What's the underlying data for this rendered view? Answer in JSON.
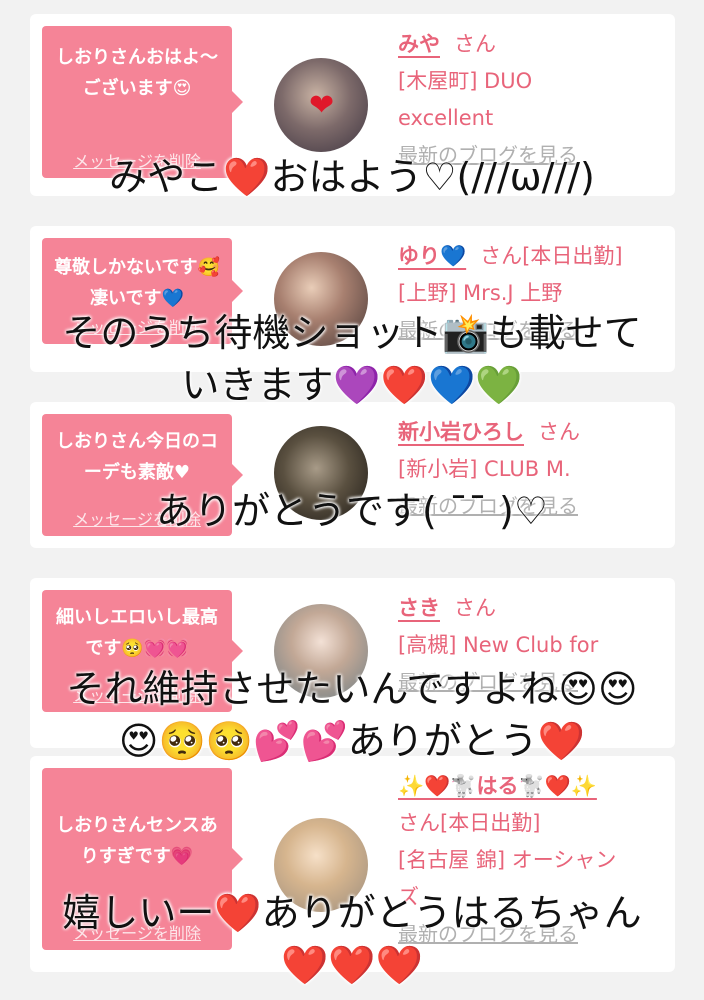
{
  "cards": [
    {
      "message": "しおりさんおはよ〜ございます😍",
      "delete_label": "メッセージを削除",
      "name": "みや",
      "san": "さん",
      "shop_lines": [
        "[木屋町] DUO",
        "excellent"
      ],
      "blog_label": "最新のブログを見る"
    },
    {
      "message": "尊敬しかないです🥰凄いです💙",
      "delete_label": "メッセージを削除",
      "name": "ゆり💙",
      "san": "さん[本日出勤]",
      "shop_lines": [
        "[上野] Mrs.J 上野"
      ],
      "blog_label": "最新のブログを見る"
    },
    {
      "message": "しおりさん今日のコーデも素敵♥",
      "delete_label": "メッセージを削除",
      "name": "新小岩ひろし",
      "san": "さん",
      "shop_lines": [
        "[新小岩] CLUB M."
      ],
      "blog_label": "最新のブログを見る"
    },
    {
      "message": "細いしエロいし最高です🥺💓💓",
      "delete_label": "メッセージを削除",
      "name": "さき",
      "san": "さん",
      "shop_lines": [
        "[高槻] New Club for"
      ],
      "blog_label": "最新のブログを見る"
    },
    {
      "message": "しおりさんセンスありすぎです💗",
      "delete_label": "メッセージを削除",
      "name": "✨❤️🐩はる🐩❤️✨",
      "san": "さん[本日出勤]",
      "shop_lines": [
        "[名古屋 錦] オーシャン",
        "ズ"
      ],
      "blog_label": "最新のブログを見る"
    }
  ],
  "captions": {
    "c1": "みやこ❤️おはよう♡(///ω///)",
    "c2a": "そのうち待機ショット📸も載せて",
    "c2b": "いきます💜❤️💙💚",
    "c3": "ありがとうです(  ¯¯ )♡",
    "c4a": "それ維持させたいんですよね😍😍",
    "c4b": "😍🥺🥺💕💕ありがとう❤️",
    "c5a": "嬉しいー❤️ありがとうはるちゃん",
    "c5b": "❤️❤️❤️"
  },
  "colors": {
    "bubble": "#f58497",
    "name": "#e8647a",
    "background": "#f2f2f2"
  }
}
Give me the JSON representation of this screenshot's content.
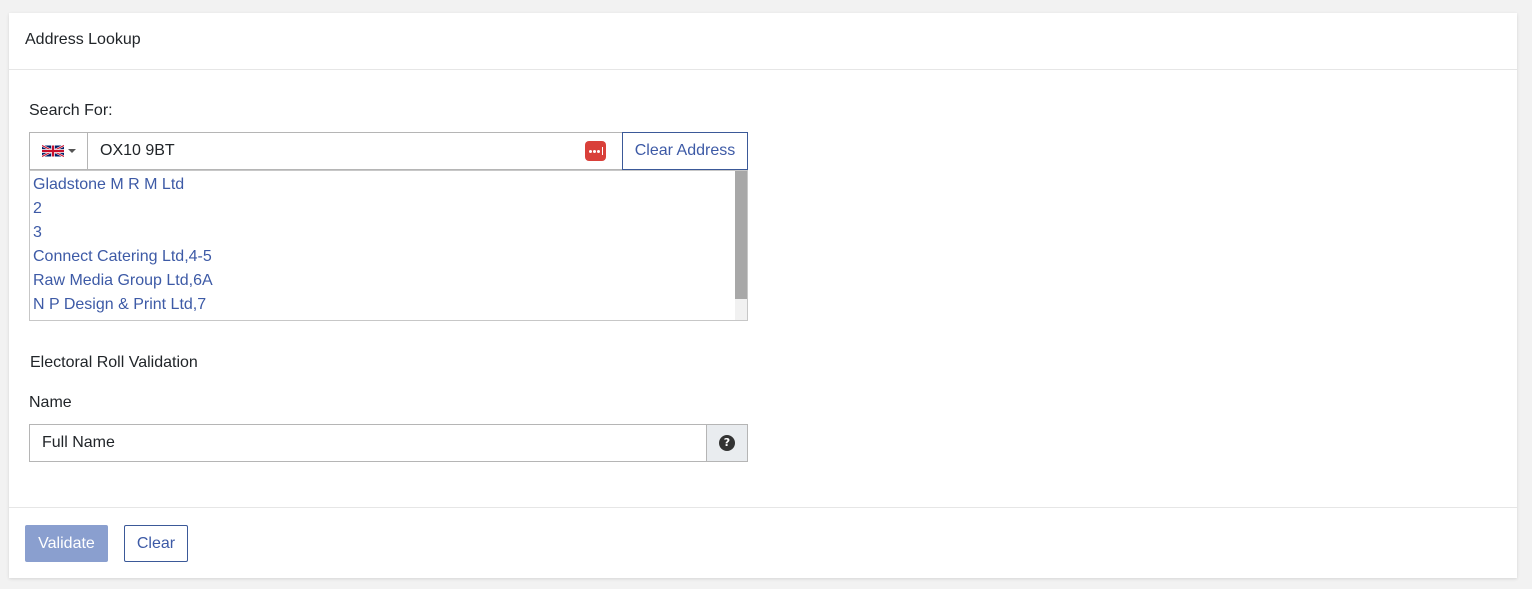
{
  "card": {
    "title": "Address Lookup"
  },
  "search": {
    "label": "Search For:",
    "country_icon": "uk-flag-icon",
    "value": "OX10 9BT",
    "password_manager_icon": "password-manager-icon",
    "clear_address_label": "Clear Address",
    "results": [
      "Gladstone M R M Ltd",
      "2",
      "3",
      "Connect Catering Ltd,4-5",
      "Raw Media Group Ltd,6A",
      "N P Design & Print Ltd,7"
    ]
  },
  "electoral": {
    "section_label": "Electoral Roll Validation",
    "name_label": "Name",
    "name_placeholder": "Full Name",
    "help_icon": "question-circle-icon"
  },
  "footer": {
    "validate_label": "Validate",
    "clear_label": "Clear"
  },
  "colors": {
    "accent": "#3d5aa6",
    "validate_disabled": "#8a9fcf",
    "password_icon": "#d9403a"
  }
}
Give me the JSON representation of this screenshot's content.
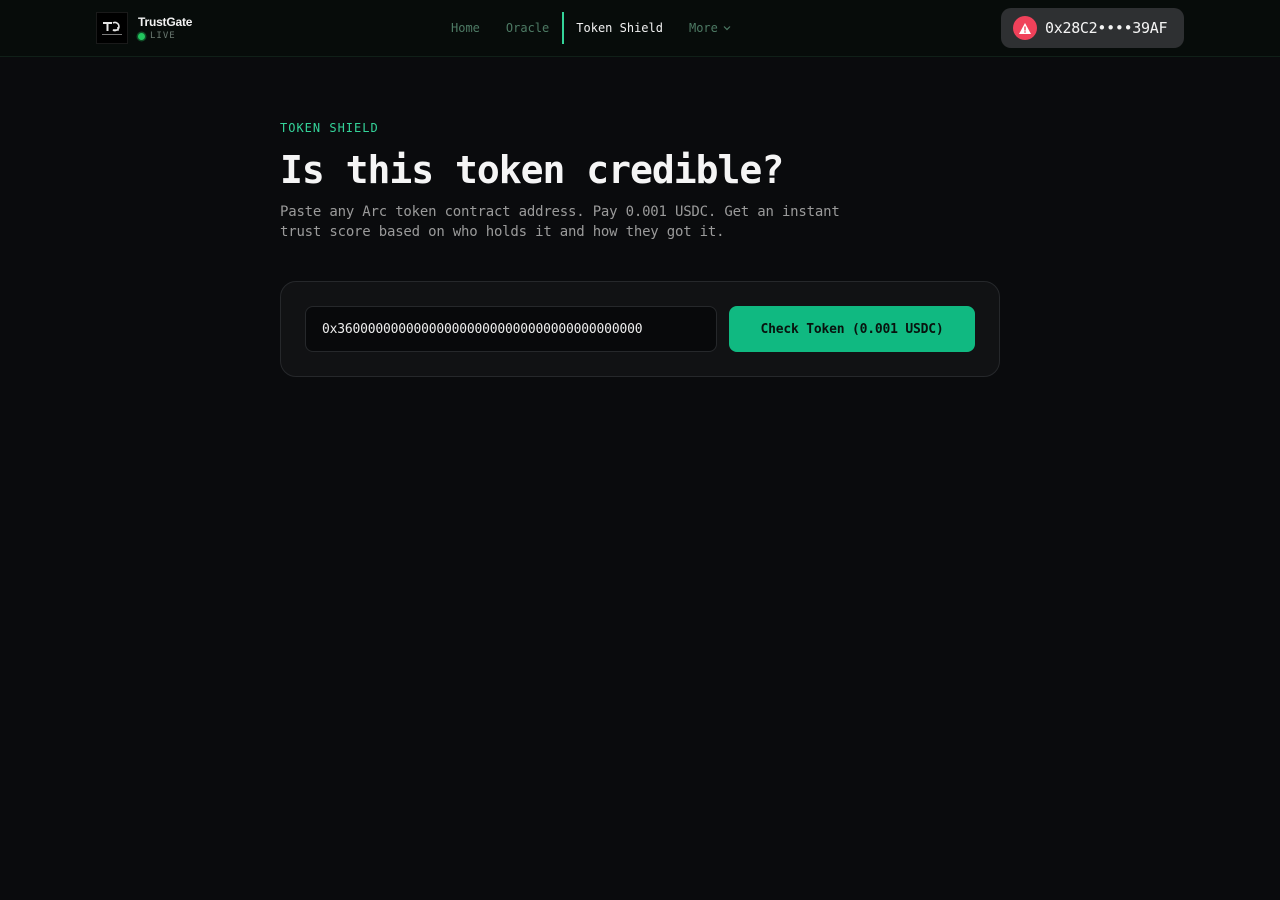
{
  "brand": {
    "name": "TrustGate",
    "status": "LIVE",
    "logo": "trustgate-logo-icon"
  },
  "nav": {
    "items": [
      {
        "label": "Home",
        "active": false
      },
      {
        "label": "Oracle",
        "active": false
      },
      {
        "label": "Token Shield",
        "active": true
      },
      {
        "label": "More",
        "active": false,
        "icon": "chevron-down-icon"
      }
    ]
  },
  "wallet": {
    "address": "0x28C2••••39AF",
    "icon": "warning-icon"
  },
  "main": {
    "section_label": "TOKEN SHIELD",
    "title": "Is this token credible?",
    "description": "Paste any Arc token contract address. Pay 0.001 USDC. Get an instant trust score based on who holds it and how they got it."
  },
  "form": {
    "address_value": "0x3600000000000000000000000000000000000000",
    "button_label": "Check Token (0.001 USDC)"
  },
  "colors": {
    "accent": "#10b981",
    "accent_text": "#34d399",
    "warning": "#f0415a",
    "background": "#0a0b0d"
  }
}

◆ ◆ ◆ ◆

### Short exercise
Print each of the records above exactly as written, leaving no picture in the copy.

### Response
What's the underlying data for this rendered view? Answer in JSON.
{
  "cards": [
    {
      "message": "しおりさんおはよ〜ございます😍",
      "delete_label": "メッセージを削除",
      "name": "みや",
      "san": "さん",
      "shop_lines": [
        "[木屋町] DUO",
        "excellent"
      ],
      "blog_label": "最新のブログを見る"
    },
    {
      "message": "尊敬しかないです🥰凄いです💙",
      "delete_label": "メッセージを削除",
      "name": "ゆり💙",
      "san": "さん[本日出勤]",
      "shop_lines": [
        "[上野] Mrs.J 上野"
      ],
      "blog_label": "最新のブログを見る"
    },
    {
      "message": "しおりさん今日のコーデも素敵♥",
      "delete_label": "メッセージを削除",
      "name": "新小岩ひろし",
      "san": "さん",
      "shop_lines": [
        "[新小岩] CLUB M."
      ],
      "blog_label": "最新のブログを見る"
    },
    {
      "message": "細いしエロいし最高です🥺💓💓",
      "delete_label": "メッセージを削除",
      "name": "さき",
      "san": "さん",
      "shop_lines": [
        "[高槻] New Club for"
      ],
      "blog_label": "最新のブログを見る"
    },
    {
      "message": "しおりさんセンスありすぎです💗",
      "delete_label": "メッセージを削除",
      "name": "✨❤️🐩はる🐩❤️✨",
      "san": "さん[本日出勤]",
      "shop_lines": [
        "[名古屋 錦] オーシャン",
        "ズ"
      ],
      "blog_label": "最新のブログを見る"
    }
  ],
  "captions": {
    "c1": "みやこ❤️おはよう♡(///ω///)",
    "c2a": "そのうち待機ショット📸も載せて",
    "c2b": "いきます💜❤️💙💚",
    "c3": "ありがとうです(  ¯¯ )♡",
    "c4a": "それ維持させたいんですよね😍😍",
    "c4b": "😍🥺🥺💕💕ありがとう❤️",
    "c5a": "嬉しいー❤️ありがとうはるちゃん",
    "c5b": "❤️❤️❤️"
  },
  "colors": {
    "bubble": "#f58497",
    "name": "#e8647a",
    "background": "#f2f2f2"
  }
}
Give me the JSON representation of this screenshot's content.
{
  "card": {
    "title": "Address Lookup"
  },
  "search": {
    "label": "Search For:",
    "country_icon": "uk-flag-icon",
    "value": "OX10 9BT",
    "password_manager_icon": "password-manager-icon",
    "clear_address_label": "Clear Address",
    "results": [
      "Gladstone M R M Ltd",
      "2",
      "3",
      "Connect Catering Ltd,4-5",
      "Raw Media Group Ltd,6A",
      "N P Design & Print Ltd,7"
    ]
  },
  "electoral": {
    "section_label": "Electoral Roll Validation",
    "name_label": "Name",
    "name_placeholder": "Full Name",
    "help_icon": "question-circle-icon"
  },
  "footer": {
    "validate_label": "Validate",
    "clear_label": "Clear"
  },
  "colors": {
    "accent": "#3d5aa6",
    "validate_disabled": "#8a9fcf",
    "password_icon": "#d9403a"
  }
}
Give me the JSON representation of this screenshot's content.
{
  "brand": {
    "name": "TrustGate",
    "status": "LIVE",
    "logo": "trustgate-logo-icon"
  },
  "nav": {
    "items": [
      {
        "label": "Home",
        "active": false
      },
      {
        "label": "Oracle",
        "active": false
      },
      {
        "label": "Token Shield",
        "active": true
      },
      {
        "label": "More",
        "active": false,
        "icon": "chevron-down-icon"
      }
    ]
  },
  "wallet": {
    "address": "0x28C2••••39AF",
    "icon": "warning-icon"
  },
  "main": {
    "section_label": "TOKEN SHIELD",
    "title": "Is this token credible?",
    "description": "Paste any Arc token contract address. Pay 0.001 USDC. Get an instant trust score based on who holds it and how they got it."
  },
  "form": {
    "address_value": "0x3600000000000000000000000000000000000000",
    "button_label": "Check Token (0.001 USDC)"
  },
  "colors": {
    "accent": "#10b981",
    "accent_text": "#34d399",
    "warning": "#f0415a",
    "background": "#0a0b0d"
  }
}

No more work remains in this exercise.